STATED EXERCISE -
Type the records out again in full, exactly.

•••

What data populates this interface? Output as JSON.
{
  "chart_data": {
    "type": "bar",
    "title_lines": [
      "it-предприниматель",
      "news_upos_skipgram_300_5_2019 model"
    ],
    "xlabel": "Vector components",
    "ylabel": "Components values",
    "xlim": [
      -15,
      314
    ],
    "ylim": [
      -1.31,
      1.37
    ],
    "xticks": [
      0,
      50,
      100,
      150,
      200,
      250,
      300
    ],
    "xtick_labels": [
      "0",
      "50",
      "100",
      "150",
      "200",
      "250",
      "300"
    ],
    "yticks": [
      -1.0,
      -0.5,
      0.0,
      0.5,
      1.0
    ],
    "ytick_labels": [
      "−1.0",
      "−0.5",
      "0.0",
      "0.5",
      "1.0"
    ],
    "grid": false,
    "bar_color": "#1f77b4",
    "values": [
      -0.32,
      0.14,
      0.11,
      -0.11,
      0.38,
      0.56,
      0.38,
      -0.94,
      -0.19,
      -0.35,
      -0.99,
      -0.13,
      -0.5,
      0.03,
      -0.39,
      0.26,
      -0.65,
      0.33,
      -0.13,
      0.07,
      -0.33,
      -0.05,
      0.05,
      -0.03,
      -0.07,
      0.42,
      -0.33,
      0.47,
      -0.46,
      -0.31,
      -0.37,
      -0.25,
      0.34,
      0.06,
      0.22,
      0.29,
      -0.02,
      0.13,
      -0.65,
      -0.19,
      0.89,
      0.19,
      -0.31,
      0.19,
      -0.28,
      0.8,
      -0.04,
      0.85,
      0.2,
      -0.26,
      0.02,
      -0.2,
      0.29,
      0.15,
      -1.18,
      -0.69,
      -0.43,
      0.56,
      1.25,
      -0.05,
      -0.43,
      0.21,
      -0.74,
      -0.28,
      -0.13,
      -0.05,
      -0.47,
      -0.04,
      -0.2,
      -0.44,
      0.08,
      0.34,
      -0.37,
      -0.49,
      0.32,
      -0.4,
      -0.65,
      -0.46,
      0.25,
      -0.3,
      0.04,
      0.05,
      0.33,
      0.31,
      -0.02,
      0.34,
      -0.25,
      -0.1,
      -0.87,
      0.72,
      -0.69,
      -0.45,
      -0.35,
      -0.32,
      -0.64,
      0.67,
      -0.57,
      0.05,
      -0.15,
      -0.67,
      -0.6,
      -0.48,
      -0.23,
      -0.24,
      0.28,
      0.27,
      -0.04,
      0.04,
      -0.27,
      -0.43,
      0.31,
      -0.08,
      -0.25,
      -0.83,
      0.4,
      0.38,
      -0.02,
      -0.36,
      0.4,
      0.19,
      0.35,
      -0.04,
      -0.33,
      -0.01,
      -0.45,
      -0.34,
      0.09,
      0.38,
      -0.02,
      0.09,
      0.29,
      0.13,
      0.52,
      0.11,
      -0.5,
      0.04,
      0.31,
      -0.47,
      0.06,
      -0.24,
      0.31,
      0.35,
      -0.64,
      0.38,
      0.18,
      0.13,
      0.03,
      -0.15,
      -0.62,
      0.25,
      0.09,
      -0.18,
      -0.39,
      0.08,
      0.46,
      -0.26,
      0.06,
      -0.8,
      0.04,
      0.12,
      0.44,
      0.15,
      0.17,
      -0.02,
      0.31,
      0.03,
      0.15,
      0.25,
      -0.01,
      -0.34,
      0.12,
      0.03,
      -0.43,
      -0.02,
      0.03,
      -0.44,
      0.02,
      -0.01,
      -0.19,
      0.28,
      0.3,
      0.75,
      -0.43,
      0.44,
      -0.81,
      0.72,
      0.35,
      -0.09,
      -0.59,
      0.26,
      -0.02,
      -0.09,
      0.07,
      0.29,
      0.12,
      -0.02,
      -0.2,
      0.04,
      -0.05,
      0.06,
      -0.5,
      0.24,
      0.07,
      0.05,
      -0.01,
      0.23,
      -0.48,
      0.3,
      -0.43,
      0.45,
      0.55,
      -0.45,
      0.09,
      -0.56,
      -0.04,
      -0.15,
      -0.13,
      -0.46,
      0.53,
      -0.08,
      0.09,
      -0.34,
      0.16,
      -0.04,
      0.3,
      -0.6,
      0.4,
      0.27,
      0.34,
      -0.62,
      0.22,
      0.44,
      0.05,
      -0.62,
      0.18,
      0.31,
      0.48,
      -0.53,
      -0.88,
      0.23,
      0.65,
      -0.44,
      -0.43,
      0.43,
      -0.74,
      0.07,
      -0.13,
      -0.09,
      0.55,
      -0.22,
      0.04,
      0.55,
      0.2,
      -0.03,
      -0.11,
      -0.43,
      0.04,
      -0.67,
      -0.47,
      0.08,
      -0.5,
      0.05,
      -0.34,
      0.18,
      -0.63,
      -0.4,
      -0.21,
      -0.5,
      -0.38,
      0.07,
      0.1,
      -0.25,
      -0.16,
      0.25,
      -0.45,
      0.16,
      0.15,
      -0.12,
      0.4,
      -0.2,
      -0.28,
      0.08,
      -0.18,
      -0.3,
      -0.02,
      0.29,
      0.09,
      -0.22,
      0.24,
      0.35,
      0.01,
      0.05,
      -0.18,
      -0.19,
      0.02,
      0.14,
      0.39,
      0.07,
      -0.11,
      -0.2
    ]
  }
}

•••

EXPECTED ANSWER -
What data populates this interface? Output as JSON.
{
  "chart_data": {
    "type": "bar",
    "title_lines": [
      "it-предприниматель",
      "news_upos_skipgram_300_5_2019 model"
    ],
    "xlabel": "Vector components",
    "ylabel": "Components values",
    "xlim": [
      -15,
      314
    ],
    "ylim": [
      -1.31,
      1.37
    ],
    "xticks": [
      0,
      50,
      100,
      150,
      200,
      250,
      300
    ],
    "xtick_labels": [
      "0",
      "50",
      "100",
      "150",
      "200",
      "250",
      "300"
    ],
    "yticks": [
      -1.0,
      -0.5,
      0.0,
      0.5,
      1.0
    ],
    "ytick_labels": [
      "−1.0",
      "−0.5",
      "0.0",
      "0.5",
      "1.0"
    ],
    "grid": false,
    "bar_color": "#1f77b4",
    "values": [
      -0.32,
      0.14,
      0.11,
      -0.11,
      0.38,
      0.56,
      0.38,
      -0.94,
      -0.19,
      -0.35,
      -0.99,
      -0.13,
      -0.5,
      0.03,
      -0.39,
      0.26,
      -0.65,
      0.33,
      -0.13,
      0.07,
      -0.33,
      -0.05,
      0.05,
      -0.03,
      -0.07,
      0.42,
      -0.33,
      0.47,
      -0.46,
      -0.31,
      -0.37,
      -0.25,
      0.34,
      0.06,
      0.22,
      0.29,
      -0.02,
      0.13,
      -0.65,
      -0.19,
      0.89,
      0.19,
      -0.31,
      0.19,
      -0.28,
      0.8,
      -0.04,
      0.85,
      0.2,
      -0.26,
      0.02,
      -0.2,
      0.29,
      0.15,
      -1.18,
      -0.69,
      -0.43,
      0.56,
      1.25,
      -0.05,
      -0.43,
      0.21,
      -0.74,
      -0.28,
      -0.13,
      -0.05,
      -0.47,
      -0.04,
      -0.2,
      -0.44,
      0.08,
      0.34,
      -0.37,
      -0.49,
      0.32,
      -0.4,
      -0.65,
      -0.46,
      0.25,
      -0.3,
      0.04,
      0.05,
      0.33,
      0.31,
      -0.02,
      0.34,
      -0.25,
      -0.1,
      -0.87,
      0.72,
      -0.69,
      -0.45,
      -0.35,
      -0.32,
      -0.64,
      0.67,
      -0.57,
      0.05,
      -0.15,
      -0.67,
      -0.6,
      -0.48,
      -0.23,
      -0.24,
      0.28,
      0.27,
      -0.04,
      0.04,
      -0.27,
      -0.43,
      0.31,
      -0.08,
      -0.25,
      -0.83,
      0.4,
      0.38,
      -0.02,
      -0.36,
      0.4,
      0.19,
      0.35,
      -0.04,
      -0.33,
      -0.01,
      -0.45,
      -0.34,
      0.09,
      0.38,
      -0.02,
      0.09,
      0.29,
      0.13,
      0.52,
      0.11,
      -0.5,
      0.04,
      0.31,
      -0.47,
      0.06,
      -0.24,
      0.31,
      0.35,
      -0.64,
      0.38,
      0.18,
      0.13,
      0.03,
      -0.15,
      -0.62,
      0.25,
      0.09,
      -0.18,
      -0.39,
      0.08,
      0.46,
      -0.26,
      0.06,
      -0.8,
      0.04,
      0.12,
      0.44,
      0.15,
      0.17,
      -0.02,
      0.31,
      0.03,
      0.15,
      0.25,
      -0.01,
      -0.34,
      0.12,
      0.03,
      -0.43,
      -0.02,
      0.03,
      -0.44,
      0.02,
      -0.01,
      -0.19,
      0.28,
      0.3,
      0.75,
      -0.43,
      0.44,
      -0.81,
      0.72,
      0.35,
      -0.09,
      -0.59,
      0.26,
      -0.02,
      -0.09,
      0.07,
      0.29,
      0.12,
      -0.02,
      -0.2,
      0.04,
      -0.05,
      0.06,
      -0.5,
      0.24,
      0.07,
      0.05,
      -0.01,
      0.23,
      -0.48,
      0.3,
      -0.43,
      0.45,
      0.55,
      -0.45,
      0.09,
      -0.56,
      -0.04,
      -0.15,
      -0.13,
      -0.46,
      0.53,
      -0.08,
      0.09,
      -0.34,
      0.16,
      -0.04,
      0.3,
      -0.6,
      0.4,
      0.27,
      0.34,
      -0.62,
      0.22,
      0.44,
      0.05,
      -0.62,
      0.18,
      0.31,
      0.48,
      -0.53,
      -0.88,
      0.23,
      0.65,
      -0.44,
      -0.43,
      0.43,
      -0.74,
      0.07,
      -0.13,
      -0.09,
      0.55,
      -0.22,
      0.04,
      0.55,
      0.2,
      -0.03,
      -0.11,
      -0.43,
      0.04,
      -0.67,
      -0.47,
      0.08,
      -0.5,
      0.05,
      -0.34,
      0.18,
      -0.63,
      -0.4,
      -0.21,
      -0.5,
      -0.38,
      0.07,
      0.1,
      -0.25,
      -0.16,
      0.25,
      -0.45,
      0.16,
      0.15,
      -0.12,
      0.4,
      -0.2,
      -0.28,
      0.08,
      -0.18,
      -0.3,
      -0.02,
      0.29,
      0.09,
      -0.22,
      0.24,
      0.35,
      0.01,
      0.05,
      -0.18,
      -0.19,
      0.02,
      0.14,
      0.39,
      0.07,
      -0.11,
      -0.2
    ]
  }
}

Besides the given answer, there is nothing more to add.